Task instructions —
Output exactly the lines that run from the line with "OCR this image." to the end of the material, both ends included, and no other lines.

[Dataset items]
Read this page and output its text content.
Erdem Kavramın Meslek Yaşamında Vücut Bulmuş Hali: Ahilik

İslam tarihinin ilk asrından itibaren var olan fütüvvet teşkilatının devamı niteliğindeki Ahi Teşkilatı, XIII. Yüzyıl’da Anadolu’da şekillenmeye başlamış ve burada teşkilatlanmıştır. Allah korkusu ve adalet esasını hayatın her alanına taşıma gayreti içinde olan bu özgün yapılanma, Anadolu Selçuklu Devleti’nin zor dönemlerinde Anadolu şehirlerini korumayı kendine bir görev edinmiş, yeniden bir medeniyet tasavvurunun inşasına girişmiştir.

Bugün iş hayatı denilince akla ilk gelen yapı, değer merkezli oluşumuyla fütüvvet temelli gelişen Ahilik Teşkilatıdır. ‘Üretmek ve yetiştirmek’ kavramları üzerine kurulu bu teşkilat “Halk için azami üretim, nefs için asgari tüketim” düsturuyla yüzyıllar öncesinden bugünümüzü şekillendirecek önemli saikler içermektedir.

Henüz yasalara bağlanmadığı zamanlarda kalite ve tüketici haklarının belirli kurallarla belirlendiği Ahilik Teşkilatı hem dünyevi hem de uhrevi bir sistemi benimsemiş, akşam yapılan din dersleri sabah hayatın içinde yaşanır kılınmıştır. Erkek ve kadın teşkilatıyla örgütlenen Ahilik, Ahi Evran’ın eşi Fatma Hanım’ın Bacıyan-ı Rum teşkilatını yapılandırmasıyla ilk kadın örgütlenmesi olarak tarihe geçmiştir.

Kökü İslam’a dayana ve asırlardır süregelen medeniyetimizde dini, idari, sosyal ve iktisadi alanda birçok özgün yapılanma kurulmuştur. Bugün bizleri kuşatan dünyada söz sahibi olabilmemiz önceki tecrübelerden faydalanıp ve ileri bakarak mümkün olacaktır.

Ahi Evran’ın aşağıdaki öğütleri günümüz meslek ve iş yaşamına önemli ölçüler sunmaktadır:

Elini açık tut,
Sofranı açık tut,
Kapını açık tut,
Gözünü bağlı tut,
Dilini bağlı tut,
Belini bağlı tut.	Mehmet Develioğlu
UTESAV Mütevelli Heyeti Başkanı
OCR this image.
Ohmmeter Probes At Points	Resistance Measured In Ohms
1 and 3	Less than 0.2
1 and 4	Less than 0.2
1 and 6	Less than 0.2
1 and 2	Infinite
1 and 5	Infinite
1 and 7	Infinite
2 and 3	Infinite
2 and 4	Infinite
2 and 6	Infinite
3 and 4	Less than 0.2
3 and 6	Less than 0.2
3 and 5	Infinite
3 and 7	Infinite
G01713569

Solution to this problem —
OCR this image.
Ohmmeter Probes At Points	Resistance Measured In Ohms
1 and 3	Less than 0.2
1 and 4	Less than 0.2
1 and 6	Less than 0.2
1 and 2	Infinite
1 and 5	Infinite
1 and 7	Infinite
2 and 3	Infinite
2 and 4	Infinite
2 and 6	Infinite
3 and 4	Less than 0.2
3 and 6	Less than 0.2
3 and 5	Infinite
3 and 7	Infinite
G01713569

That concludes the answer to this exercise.